» **Written instruction**:
Can you find the lines of the listing that include "าวหย" and copy every one?

» **Input for this task**:
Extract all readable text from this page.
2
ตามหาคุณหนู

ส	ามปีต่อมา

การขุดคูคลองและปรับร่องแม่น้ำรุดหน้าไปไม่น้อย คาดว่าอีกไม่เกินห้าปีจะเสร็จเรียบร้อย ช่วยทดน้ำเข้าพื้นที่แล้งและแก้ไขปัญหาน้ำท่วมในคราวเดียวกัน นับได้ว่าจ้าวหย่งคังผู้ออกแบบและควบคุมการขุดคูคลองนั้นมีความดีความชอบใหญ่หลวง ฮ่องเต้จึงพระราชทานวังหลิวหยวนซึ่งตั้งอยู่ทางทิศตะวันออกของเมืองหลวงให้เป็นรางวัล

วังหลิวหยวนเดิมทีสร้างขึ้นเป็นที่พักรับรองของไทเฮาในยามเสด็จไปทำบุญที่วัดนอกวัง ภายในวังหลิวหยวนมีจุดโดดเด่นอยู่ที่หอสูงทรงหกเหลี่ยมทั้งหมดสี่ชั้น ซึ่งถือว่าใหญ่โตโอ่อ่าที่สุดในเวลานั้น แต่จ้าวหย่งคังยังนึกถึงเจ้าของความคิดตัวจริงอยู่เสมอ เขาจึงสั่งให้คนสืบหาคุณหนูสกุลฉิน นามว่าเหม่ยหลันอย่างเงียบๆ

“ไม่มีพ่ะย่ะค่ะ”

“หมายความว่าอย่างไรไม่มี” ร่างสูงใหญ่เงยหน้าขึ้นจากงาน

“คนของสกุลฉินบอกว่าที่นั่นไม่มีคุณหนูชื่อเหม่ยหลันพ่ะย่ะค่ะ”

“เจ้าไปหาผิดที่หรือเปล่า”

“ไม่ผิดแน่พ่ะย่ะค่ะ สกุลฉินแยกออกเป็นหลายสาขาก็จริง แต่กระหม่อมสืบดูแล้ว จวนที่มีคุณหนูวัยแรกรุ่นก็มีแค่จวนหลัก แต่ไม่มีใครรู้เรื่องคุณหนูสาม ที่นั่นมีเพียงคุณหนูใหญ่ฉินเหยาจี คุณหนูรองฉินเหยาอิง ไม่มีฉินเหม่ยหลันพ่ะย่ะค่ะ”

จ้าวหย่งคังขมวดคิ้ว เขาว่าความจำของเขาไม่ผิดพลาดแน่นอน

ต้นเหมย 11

» **Response to the task**:
การขุดคูคลองและปรับร่องแม่น้ำรุดหน้าไปไม่น้อย คาดว่าอีกไม่เกินห้าปีจะเสร็จเรียบร้อย ช่วยทดน้ำเข้าพื้นที่แล้งและแก้ไขปัญหาน้ำท่วมในคราวเดียวกัน นับได้ว่าจ้าวหย่งคังผู้ออกแบบและควบคุมการขุดคูคลองนั้นมีความดีความชอบใหญ่หลวง ฮ่องเต้จึงพระราชทานวังหลิวหยวนซึ่งตั้งอยู่ทางทิศตะวันออกของเมืองหลวงให้เป็นรางวัล
วังหลิวหยวนเดิมทีสร้างขึ้นเป็นที่พักรับรองของไทเฮาในยามเสด็จไปทำบุญที่วัดนอกวัง ภายในวังหลิวหยวนมีจุดโดดเด่นอยู่ที่หอสูงทรงหกเหลี่ยมทั้งหมดสี่ชั้น ซึ่งถือว่าใหญ่โตโอ่อ่าที่สุดในเวลานั้น แต่จ้าวหย่งคังยังนึกถึงเจ้าของความคิดตัวจริงอยู่เสมอ เขาจึงสั่งให้คนสืบหาคุณหนูสกุลฉิน นามว่าเหม่ยหลันอย่างเงียบๆ
จ้าวหย่งคังขมวดคิ้ว เขาว่าความจำของเขาไม่ผิดพลาดแน่นอน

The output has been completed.